> **Data items**
** Start **
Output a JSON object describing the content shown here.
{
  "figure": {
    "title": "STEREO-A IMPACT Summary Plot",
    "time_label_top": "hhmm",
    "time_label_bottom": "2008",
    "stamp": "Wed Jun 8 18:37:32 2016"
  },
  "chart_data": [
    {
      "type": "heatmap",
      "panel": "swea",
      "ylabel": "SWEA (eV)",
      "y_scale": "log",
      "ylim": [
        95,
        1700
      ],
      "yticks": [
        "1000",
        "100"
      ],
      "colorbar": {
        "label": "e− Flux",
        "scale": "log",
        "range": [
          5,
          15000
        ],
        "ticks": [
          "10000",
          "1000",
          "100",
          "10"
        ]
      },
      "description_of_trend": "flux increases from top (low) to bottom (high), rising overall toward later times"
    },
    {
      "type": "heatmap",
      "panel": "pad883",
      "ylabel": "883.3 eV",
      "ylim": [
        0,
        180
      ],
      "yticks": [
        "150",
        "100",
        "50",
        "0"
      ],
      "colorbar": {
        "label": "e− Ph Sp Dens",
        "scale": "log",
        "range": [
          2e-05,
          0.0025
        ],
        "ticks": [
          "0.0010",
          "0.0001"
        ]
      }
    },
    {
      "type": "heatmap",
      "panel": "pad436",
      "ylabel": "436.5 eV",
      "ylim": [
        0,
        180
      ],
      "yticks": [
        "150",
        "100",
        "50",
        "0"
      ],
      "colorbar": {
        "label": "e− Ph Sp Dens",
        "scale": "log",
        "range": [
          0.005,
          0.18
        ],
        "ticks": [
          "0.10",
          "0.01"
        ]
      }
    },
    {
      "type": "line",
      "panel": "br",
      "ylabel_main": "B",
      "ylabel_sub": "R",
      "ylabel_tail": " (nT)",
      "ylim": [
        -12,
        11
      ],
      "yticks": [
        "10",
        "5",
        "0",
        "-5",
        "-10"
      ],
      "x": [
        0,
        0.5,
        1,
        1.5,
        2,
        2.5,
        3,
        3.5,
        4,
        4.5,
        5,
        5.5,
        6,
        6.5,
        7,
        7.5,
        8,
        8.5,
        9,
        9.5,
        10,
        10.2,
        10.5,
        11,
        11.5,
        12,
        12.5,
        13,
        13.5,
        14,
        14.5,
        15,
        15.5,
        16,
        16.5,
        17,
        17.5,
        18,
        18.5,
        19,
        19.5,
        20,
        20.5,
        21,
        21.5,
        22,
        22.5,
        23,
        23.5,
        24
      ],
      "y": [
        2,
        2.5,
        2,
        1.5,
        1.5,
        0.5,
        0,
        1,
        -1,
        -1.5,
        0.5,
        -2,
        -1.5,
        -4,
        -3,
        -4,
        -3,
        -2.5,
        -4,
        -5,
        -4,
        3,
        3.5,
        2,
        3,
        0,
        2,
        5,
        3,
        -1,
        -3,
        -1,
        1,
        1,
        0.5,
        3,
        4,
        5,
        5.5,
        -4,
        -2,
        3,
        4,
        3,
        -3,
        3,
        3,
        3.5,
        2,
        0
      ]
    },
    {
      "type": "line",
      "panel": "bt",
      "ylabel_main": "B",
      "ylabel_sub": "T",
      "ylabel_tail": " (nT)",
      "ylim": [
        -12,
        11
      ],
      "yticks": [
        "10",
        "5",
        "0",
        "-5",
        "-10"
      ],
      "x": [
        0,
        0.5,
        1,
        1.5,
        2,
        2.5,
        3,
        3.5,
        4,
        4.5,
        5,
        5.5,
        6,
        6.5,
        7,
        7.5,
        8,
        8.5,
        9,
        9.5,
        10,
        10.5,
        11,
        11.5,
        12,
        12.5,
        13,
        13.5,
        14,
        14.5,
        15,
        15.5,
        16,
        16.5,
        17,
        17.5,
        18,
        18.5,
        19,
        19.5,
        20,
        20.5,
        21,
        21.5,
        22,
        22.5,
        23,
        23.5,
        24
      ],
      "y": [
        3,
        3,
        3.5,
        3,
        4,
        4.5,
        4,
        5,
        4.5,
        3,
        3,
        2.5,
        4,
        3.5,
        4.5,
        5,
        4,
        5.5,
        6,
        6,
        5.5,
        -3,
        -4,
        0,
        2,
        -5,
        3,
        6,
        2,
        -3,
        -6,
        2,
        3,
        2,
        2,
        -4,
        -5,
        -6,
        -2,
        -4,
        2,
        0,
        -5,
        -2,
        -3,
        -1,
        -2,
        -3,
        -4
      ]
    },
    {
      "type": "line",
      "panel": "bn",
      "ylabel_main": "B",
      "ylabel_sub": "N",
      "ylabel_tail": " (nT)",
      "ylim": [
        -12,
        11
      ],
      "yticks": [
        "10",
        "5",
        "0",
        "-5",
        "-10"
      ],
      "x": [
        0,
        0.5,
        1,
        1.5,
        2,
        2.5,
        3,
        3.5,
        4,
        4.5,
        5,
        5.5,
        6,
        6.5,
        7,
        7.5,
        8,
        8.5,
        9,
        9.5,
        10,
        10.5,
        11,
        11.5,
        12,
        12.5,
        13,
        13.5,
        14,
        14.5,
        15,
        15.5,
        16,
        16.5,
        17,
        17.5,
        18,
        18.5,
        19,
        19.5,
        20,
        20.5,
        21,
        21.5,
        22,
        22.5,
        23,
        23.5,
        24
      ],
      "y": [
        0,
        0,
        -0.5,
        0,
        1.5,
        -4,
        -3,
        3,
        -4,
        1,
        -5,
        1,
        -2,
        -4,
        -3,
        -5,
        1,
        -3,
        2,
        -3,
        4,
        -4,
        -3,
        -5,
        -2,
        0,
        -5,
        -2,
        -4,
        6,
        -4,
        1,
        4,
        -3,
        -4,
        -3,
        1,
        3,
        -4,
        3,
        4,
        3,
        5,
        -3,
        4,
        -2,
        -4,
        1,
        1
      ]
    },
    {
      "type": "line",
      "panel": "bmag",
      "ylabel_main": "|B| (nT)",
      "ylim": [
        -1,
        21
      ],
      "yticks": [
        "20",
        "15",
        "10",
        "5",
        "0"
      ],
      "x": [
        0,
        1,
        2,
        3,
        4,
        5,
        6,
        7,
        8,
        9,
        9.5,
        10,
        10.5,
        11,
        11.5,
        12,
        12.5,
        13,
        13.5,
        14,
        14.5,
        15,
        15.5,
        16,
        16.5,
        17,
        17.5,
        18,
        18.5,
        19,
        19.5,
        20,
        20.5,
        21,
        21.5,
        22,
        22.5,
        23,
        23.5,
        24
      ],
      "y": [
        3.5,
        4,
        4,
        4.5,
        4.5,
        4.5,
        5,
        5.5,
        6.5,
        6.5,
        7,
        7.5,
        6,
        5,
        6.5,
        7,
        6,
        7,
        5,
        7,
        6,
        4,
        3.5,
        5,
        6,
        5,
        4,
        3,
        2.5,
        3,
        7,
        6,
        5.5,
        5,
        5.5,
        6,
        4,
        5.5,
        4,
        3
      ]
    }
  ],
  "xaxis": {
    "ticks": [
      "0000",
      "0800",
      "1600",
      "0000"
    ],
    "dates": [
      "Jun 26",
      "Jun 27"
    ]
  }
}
** End **
> **EXERCISE REQUIREMENTS**
List every line above that holds the word "panel".

> **TASK RESULT**
      "panel": "swea",
      "panel": "pad883",
      "panel": "pad436",
      "panel": "br",
      "panel": "bt",
      "panel": "bn",
      "panel": "bmag",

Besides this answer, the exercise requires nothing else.